• _Brief 1_
Write out the records word for word, starting with the first line of the records and going on through the line with "debt-x-tick-label: 2043 xyxy=(348,515,362,542)".

• _Document excerpt_
※ ※ ※

Halle Germany Rathaus
Former city hall of Halle-Neustadt

City for athe workers of the Leuna and Buna industrial complexes in Halle Germany

With the construction of the Druzhba (Russian for friendship) oil pipeline, the GDR began to build new petrochemical plants. The Buna and Leuna chemical plants were already huge industrial facilities before and during World War II. With the expansion in the GDR, however, they grew into massive complexes that employed tens of thousands of workers. Buna employed 18,000 workers, and Leuna as many as 30,000. These workers needed one thing above all: housing. The cities and villages in the surrounding area, which had been heavily destroyed during the war, could not accommodate the large number of workers. The journey times to the workplaces were up to two hours. The GDR government aimed to build a city for the chemical workers. Halle-Neustadt was an important object in GDR propaganda.

Halle Germany

Start of construction for Halle-Neustadt

The construction of Halle-Neustadt was decided in 1958 at a conference of the Central Committee of the SED. In 1963, the Politburo finally approved the construction of the chemical workers’ city. Upon completion, the city was to provide a home for up to 110,000 people. A separate concrete slab factory was even built for the construction, which began operations in 1964 and was able to complete 2,000 apartments per year.

※ ※ ※

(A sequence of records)
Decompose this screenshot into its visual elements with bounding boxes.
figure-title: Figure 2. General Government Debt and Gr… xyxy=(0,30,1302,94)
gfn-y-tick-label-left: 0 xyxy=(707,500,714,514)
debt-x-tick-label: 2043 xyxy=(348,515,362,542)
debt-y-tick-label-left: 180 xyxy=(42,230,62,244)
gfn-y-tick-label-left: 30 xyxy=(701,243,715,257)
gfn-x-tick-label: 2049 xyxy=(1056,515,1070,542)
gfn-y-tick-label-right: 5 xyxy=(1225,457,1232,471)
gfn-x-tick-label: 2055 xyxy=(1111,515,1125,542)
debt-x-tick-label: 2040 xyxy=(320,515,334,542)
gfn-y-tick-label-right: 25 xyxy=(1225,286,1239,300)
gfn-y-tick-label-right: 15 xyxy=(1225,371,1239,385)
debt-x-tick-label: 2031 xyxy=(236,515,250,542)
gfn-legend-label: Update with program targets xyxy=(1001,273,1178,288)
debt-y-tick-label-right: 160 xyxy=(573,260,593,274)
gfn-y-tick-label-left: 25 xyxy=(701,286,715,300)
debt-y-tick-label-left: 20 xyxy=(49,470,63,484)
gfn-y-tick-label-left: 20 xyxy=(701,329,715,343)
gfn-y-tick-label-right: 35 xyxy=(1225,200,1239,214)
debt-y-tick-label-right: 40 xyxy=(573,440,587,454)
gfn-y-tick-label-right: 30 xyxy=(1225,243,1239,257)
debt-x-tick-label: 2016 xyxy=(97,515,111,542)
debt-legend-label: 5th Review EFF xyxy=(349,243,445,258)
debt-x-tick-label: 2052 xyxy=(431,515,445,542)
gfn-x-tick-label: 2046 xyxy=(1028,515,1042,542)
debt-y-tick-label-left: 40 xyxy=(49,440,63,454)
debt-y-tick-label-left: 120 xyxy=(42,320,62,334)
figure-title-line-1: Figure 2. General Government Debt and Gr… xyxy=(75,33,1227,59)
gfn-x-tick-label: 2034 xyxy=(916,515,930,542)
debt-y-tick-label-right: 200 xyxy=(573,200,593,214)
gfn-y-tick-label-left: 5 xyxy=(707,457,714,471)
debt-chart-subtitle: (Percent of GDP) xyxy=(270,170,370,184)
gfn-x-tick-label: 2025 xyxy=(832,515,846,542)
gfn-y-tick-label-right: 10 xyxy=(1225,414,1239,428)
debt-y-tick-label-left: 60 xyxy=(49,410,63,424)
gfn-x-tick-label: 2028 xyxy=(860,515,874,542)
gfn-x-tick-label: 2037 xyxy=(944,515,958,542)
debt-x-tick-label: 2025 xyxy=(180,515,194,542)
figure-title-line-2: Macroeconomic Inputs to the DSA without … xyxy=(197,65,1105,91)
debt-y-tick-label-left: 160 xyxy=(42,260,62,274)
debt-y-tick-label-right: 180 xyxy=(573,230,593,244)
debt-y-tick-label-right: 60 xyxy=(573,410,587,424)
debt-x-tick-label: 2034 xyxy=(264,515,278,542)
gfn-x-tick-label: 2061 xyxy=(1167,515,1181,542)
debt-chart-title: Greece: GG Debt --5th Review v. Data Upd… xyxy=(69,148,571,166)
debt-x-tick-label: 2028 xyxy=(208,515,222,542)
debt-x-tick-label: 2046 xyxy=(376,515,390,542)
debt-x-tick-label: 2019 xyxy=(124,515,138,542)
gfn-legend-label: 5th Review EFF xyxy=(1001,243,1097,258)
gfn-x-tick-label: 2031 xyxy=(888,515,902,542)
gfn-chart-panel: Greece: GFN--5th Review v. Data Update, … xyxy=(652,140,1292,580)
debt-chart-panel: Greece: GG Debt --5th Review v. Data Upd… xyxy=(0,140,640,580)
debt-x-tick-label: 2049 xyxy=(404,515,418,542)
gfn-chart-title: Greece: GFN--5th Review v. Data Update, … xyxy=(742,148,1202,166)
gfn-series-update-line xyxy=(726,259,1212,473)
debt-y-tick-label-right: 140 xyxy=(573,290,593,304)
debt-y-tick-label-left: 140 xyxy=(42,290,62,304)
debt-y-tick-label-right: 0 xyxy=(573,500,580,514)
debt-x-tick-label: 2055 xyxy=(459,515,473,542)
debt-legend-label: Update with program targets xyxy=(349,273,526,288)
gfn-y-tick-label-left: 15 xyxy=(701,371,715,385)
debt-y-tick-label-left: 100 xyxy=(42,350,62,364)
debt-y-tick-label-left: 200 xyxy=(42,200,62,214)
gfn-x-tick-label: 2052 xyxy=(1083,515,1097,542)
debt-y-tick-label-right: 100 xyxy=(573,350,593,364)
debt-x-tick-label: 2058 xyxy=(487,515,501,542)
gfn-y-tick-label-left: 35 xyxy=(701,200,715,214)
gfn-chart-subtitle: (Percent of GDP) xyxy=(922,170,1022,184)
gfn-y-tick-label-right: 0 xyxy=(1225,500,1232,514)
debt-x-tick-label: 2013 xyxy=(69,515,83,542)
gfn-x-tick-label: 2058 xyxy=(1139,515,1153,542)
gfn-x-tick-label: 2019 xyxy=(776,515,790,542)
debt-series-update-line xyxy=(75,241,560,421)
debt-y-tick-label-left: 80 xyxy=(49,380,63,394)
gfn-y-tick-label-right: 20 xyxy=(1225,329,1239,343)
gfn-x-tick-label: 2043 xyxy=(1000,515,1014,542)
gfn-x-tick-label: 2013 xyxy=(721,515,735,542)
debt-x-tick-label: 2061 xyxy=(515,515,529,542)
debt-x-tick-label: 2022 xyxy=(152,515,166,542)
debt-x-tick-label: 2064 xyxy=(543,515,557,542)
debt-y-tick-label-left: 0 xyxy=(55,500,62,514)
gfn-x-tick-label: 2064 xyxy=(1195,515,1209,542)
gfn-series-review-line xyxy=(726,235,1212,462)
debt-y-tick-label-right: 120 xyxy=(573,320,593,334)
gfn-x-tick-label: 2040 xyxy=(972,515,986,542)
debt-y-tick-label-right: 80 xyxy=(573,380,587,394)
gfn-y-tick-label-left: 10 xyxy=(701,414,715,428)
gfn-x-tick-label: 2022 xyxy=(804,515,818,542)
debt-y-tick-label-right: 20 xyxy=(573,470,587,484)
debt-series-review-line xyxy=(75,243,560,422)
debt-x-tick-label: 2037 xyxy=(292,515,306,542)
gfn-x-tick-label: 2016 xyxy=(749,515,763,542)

※ ※ ※

• _Brief 2_
Reproduce the passage on Halle-Neustadt word for word, starting with "Start of construction" and going on through "apartments per year.".

• _Result 1_
Decompose this screenshot into its visual elements with bounding boxes.
figure-title: Figure 2. General Government Debt and Gr… xyxy=(0,30,1302,94)
gfn-y-tick-label-left: 0 xyxy=(707,500,714,514)
debt-x-tick-label: 2043 xyxy=(348,515,362,542)

• _Result 2_
Start of construction for Halle-Neustadt

The construction of Halle-Neustadt was decided in 1958 at a conference of the Central Committee of the SED. In 1963, the Politburo finally approved the construction of the chemical workers’ city. Upon completion, the city was to provide a home for up to 110,000 people. A separate concrete slab factory was even built for the construction, which began operations in 1964 and was able to complete 2,000 apartments per year.